Problem to work on: Copy every record below exactly.

Data for this task:
**********

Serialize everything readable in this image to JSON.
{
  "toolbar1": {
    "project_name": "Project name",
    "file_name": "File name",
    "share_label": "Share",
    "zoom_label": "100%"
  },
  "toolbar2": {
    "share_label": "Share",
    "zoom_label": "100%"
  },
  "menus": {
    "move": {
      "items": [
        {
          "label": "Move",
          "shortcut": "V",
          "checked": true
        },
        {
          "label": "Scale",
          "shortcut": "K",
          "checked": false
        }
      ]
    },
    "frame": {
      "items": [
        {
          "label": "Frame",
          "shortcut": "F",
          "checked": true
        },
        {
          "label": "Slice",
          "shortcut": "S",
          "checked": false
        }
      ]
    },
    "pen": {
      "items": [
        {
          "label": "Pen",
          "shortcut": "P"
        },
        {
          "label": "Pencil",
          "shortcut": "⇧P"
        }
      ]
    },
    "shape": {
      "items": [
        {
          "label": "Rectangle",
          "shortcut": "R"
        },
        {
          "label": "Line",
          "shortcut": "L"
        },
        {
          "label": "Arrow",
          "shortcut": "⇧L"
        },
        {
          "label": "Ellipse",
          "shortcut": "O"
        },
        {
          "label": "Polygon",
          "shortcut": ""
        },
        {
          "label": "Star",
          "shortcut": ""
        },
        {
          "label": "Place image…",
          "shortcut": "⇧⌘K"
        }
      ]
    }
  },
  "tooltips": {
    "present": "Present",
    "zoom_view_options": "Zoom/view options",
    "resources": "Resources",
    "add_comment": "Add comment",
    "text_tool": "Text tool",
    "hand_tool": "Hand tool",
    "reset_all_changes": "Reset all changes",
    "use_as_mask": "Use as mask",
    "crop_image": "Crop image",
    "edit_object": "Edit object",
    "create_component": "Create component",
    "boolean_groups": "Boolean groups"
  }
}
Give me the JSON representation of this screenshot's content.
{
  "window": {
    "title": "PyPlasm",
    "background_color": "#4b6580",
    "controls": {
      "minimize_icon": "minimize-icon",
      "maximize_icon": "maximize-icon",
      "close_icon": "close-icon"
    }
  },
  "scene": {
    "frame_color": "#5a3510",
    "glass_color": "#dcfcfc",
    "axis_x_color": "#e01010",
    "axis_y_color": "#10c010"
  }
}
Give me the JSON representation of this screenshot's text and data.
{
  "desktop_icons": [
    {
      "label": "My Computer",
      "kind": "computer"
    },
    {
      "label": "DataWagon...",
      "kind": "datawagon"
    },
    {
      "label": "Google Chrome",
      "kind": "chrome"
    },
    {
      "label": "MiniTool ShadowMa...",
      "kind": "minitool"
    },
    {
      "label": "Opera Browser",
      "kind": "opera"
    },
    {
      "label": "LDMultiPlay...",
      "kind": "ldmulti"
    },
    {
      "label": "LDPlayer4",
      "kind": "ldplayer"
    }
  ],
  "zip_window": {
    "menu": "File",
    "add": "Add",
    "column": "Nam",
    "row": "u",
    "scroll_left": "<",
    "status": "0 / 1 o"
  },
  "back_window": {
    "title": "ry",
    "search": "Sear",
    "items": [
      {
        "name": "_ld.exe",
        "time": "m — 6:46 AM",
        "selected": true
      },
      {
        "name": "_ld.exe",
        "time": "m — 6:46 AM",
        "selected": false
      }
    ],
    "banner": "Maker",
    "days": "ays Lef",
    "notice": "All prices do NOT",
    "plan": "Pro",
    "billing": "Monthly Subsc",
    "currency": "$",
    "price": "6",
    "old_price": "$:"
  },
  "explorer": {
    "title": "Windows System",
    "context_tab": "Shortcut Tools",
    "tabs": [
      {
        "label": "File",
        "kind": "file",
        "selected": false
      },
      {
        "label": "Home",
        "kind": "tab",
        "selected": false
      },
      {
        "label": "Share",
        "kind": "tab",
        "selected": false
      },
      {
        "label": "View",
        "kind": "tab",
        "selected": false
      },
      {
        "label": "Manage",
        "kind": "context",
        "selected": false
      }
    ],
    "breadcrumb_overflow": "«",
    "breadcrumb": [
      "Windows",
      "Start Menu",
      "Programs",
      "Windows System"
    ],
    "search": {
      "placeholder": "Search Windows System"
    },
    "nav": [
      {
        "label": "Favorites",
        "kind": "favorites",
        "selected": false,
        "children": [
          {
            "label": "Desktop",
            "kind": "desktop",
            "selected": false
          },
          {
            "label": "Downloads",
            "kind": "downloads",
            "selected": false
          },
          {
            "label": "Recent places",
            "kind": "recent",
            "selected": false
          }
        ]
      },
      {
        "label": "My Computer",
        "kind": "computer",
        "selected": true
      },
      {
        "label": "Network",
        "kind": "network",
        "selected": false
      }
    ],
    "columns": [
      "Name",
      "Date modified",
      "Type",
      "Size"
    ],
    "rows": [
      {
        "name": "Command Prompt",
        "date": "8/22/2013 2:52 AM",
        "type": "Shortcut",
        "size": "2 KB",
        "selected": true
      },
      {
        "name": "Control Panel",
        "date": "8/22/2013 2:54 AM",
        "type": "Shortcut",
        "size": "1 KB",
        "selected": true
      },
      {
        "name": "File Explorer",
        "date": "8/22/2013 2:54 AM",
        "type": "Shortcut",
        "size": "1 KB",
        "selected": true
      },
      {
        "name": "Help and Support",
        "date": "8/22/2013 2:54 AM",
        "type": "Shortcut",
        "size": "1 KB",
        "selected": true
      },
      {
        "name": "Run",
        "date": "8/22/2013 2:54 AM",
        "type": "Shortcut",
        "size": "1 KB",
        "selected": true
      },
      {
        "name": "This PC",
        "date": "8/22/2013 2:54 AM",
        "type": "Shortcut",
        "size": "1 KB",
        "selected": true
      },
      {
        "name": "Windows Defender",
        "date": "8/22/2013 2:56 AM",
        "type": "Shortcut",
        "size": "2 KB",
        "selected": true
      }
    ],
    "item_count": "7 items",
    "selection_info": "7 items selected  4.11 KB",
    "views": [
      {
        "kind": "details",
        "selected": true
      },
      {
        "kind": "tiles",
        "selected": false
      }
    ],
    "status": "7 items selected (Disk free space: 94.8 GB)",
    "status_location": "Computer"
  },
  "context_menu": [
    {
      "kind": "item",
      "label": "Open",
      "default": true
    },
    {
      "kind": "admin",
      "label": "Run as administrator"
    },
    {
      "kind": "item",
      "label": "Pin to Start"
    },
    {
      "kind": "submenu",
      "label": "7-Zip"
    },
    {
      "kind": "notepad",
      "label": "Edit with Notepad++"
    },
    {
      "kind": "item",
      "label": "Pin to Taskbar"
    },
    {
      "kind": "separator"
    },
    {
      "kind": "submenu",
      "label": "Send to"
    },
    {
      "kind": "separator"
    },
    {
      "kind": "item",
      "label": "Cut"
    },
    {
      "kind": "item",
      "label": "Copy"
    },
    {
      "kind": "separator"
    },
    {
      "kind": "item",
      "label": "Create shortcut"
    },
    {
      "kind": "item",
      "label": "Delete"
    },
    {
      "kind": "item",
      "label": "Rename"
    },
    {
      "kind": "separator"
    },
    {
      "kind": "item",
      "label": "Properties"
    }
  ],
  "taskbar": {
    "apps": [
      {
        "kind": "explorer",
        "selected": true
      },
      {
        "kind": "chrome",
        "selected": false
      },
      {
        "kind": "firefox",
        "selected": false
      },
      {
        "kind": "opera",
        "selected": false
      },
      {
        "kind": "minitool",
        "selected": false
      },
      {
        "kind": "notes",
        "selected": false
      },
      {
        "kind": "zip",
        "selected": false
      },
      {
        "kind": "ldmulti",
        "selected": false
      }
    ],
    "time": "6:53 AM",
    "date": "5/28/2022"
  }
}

**********

Exercise answer:
Serialize everything readable in this image to JSON.
{
  "toolbar1": {
    "project_name": "Project name",
    "file_name": "File name",
    "share_label": "Share",
    "zoom_label": "100%"
  },
  "toolbar2": {
    "share_label": "Share",
    "zoom_label": "100%"
  },
  "menus": {
    "move": {
      "items": [
        {
          "label": "Move",
          "shortcut": "V",
          "checked": true
        },
        {
          "label": "Scale",
          "shortcut": "K",
          "checked": false
        }
      ]
    },
    "frame": {
      "items": [
        {
          "label": "Frame",
          "shortcut": "F",
          "checked": true
        },
        {
          "label": "Slice",
          "shortcut": "S",
          "checked": false
        }
      ]
    },
    "pen": {
      "items": [
        {
          "label": "Pen",
          "shortcut": "P"
        },
        {
          "label": "Pencil",
          "shortcut": "⇧P"
        }
      ]
    },
    "shape": {
      "items": [
        {
          "label": "Rectangle",
          "shortcut": "R"
        },
        {
          "label": "Line",
          "shortcut": "L"
        },
        {
          "label": "Arrow",
          "shortcut": "⇧L"
        },
        {
          "label": "Ellipse",
          "shortcut": "O"
        },
        {
          "label": "Polygon",
          "shortcut": ""
        },
        {
          "label": "Star",
          "shortcut": ""
        },
        {
          "label": "Place image…",
          "shortcut": "⇧⌘K"
        }
      ]
    }
  },
  "tooltips": {
    "present": "Present",
    "zoom_view_options": "Zoom/view options",
    "resources": "Resources",
    "add_comment": "Add comment",
    "text_tool": "Text tool",
    "hand_tool": "Hand tool",
    "reset_all_changes": "Reset all changes",
    "use_as_mask": "Use as mask",
    "crop_image": "Crop image",
    "edit_object": "Edit object",
    "create_component": "Create component",
    "boolean_groups": "Boolean groups"
  }
}
Give me the JSON representation of this screenshot's content.
{
  "window": {
    "title": "PyPlasm",
    "background_color": "#4b6580",
    "controls": {
      "minimize_icon": "minimize-icon",
      "maximize_icon": "maximize-icon",
      "close_icon": "close-icon"
    }
  },
  "scene": {
    "frame_color": "#5a3510",
    "glass_color": "#dcfcfc",
    "axis_x_color": "#e01010",
    "axis_y_color": "#10c010"
  }
}
Give me the JSON representation of this screenshot's text and data.
{
  "desktop_icons": [
    {
      "label": "My Computer",
      "kind": "computer"
    },
    {
      "label": "DataWagon...",
      "kind": "datawagon"
    },
    {
      "label": "Google Chrome",
      "kind": "chrome"
    },
    {
      "label": "MiniTool ShadowMa...",
      "kind": "minitool"
    },
    {
      "label": "Opera Browser",
      "kind": "opera"
    },
    {
      "label": "LDMultiPlay...",
      "kind": "ldmulti"
    },
    {
      "label": "LDPlayer4",
      "kind": "ldplayer"
    }
  ],
  "zip_window": {
    "menu": "File",
    "add": "Add",
    "column": "Nam",
    "row": "u",
    "scroll_left": "<",
    "status": "0 / 1 o"
  },
  "back_window": {
    "title": "ry",
    "search": "Sear",
    "items": [
      {
        "name": "_ld.exe",
        "time": "m — 6:46 AM",
        "selected": true
      },
      {
        "name": "_ld.exe",
        "time": "m — 6:46 AM",
        "selected": false
      }
    ],
    "banner": "Maker",
    "days": "ays Lef",
    "notice": "All prices do NOT",
    "plan": "Pro",
    "billing": "Monthly Subsc",
    "currency": "$",
    "price": "6",
    "old_price": "$:"
  },
  "explorer": {
    "title": "Windows System",
    "context_tab": "Shortcut Tools",
    "tabs": [
      {
        "label": "File",
        "kind": "file",
        "selected": false
      },
      {
        "label": "Home",
        "kind": "tab",
        "selected": false
      },
      {
        "label": "Share",
        "kind": "tab",
        "selected": false
      },
      {
        "label": "View",
        "kind": "tab",
        "selected": false
      },
      {
        "label": "Manage",
        "kind": "context",
        "selected": false
      }
    ],
    "breadcrumb_overflow": "«",
    "breadcrumb": [
      "Windows",
      "Start Menu",
      "Programs",
      "Windows System"
    ],
    "search": {
      "placeholder": "Search Windows System"
    },
    "nav": [
      {
        "label": "Favorites",
        "kind": "favorites",
        "selected": false,
        "children": [
          {
            "label": "Desktop",
            "kind": "desktop",
            "selected": false
          },
          {
            "label": "Downloads",
            "kind": "downloads",
            "selected": false
          },
          {
            "label": "Recent places",
            "kind": "recent",
            "selected": false
          }
        ]
      },
      {
        "label": "My Computer",
        "kind": "computer",
        "selected": true
      },
      {
        "label": "Network",
        "kind": "network",
        "selected": false
      }
    ],
    "columns": [
      "Name",
      "Date modified",
      "Type",
      "Size"
    ],
    "rows": [
      {
        "name": "Command Prompt",
        "date": "8/22/2013 2:52 AM",
        "type": "Shortcut",
        "size": "2 KB",
        "selected": true
      },
      {
        "name": "Control Panel",
        "date": "8/22/2013 2:54 AM",
        "type": "Shortcut",
        "size": "1 KB",
        "selected": true
      },
      {
        "name": "File Explorer",
        "date": "8/22/2013 2:54 AM",
        "type": "Shortcut",
        "size": "1 KB",
        "selected": true
      },
      {
        "name": "Help and Support",
        "date": "8/22/2013 2:54 AM",
        "type": "Shortcut",
        "size": "1 KB",
        "selected": true
      },
      {
        "name": "Run",
        "date": "8/22/2013 2:54 AM",
        "type": "Shortcut",
        "size": "1 KB",
        "selected": true
      },
      {
        "name": "This PC",
        "date": "8/22/2013 2:54 AM",
        "type": "Shortcut",
        "size": "1 KB",
        "selected": true
      },
      {
        "name": "Windows Defender",
        "date": "8/22/2013 2:56 AM",
        "type": "Shortcut",
        "size": "2 KB",
        "selected": true
      }
    ],
    "item_count": "7 items",
    "selection_info": "7 items selected  4.11 KB",
    "views": [
      {
        "kind": "details",
        "selected": true
      },
      {
        "kind": "tiles",
        "selected": false
      }
    ],
    "status": "7 items selected (Disk free space: 94.8 GB)",
    "status_location": "Computer"
  },
  "context_menu": [
    {
      "kind": "item",
      "label": "Open",
      "default": true
    },
    {
      "kind": "admin",
      "label": "Run as administrator"
    },
    {
      "kind": "item",
      "label": "Pin to Start"
    },
    {
      "kind": "submenu",
      "label": "7-Zip"
    },
    {
      "kind": "notepad",
      "label": "Edit with Notepad++"
    },
    {
      "kind": "item",
      "label": "Pin to Taskbar"
    },
    {
      "kind": "separator"
    },
    {
      "kind": "submenu",
      "label": "Send to"
    },
    {
      "kind": "separator"
    },
    {
      "kind": "item",
      "label": "Cut"
    },
    {
      "kind": "item",
      "label": "Copy"
    },
    {
      "kind": "separator"
    },
    {
      "kind": "item",
      "label": "Create shortcut"
    },
    {
      "kind": "item",
      "label": "Delete"
    },
    {
      "kind": "item",
      "label": "Rename"
    },
    {
      "kind": "separator"
    },
    {
      "kind": "item",
      "label": "Properties"
    }
  ],
  "taskbar": {
    "apps": [
      {
        "kind": "explorer",
        "selected": true
      },
      {
        "kind": "chrome",
        "selected": false
      },
      {
        "kind": "firefox",
        "selected": false
      },
      {
        "kind": "opera",
        "selected": false
      },
      {
        "kind": "minitool",
        "selected": false
      },
      {
        "kind": "notes",
        "selected": false
      },
      {
        "kind": "zip",
        "selected": false
      },
      {
        "kind": "ldmulti",
        "selected": false
      }
    ],
    "time": "6:53 AM",
    "date": "5/28/2022"
  }
}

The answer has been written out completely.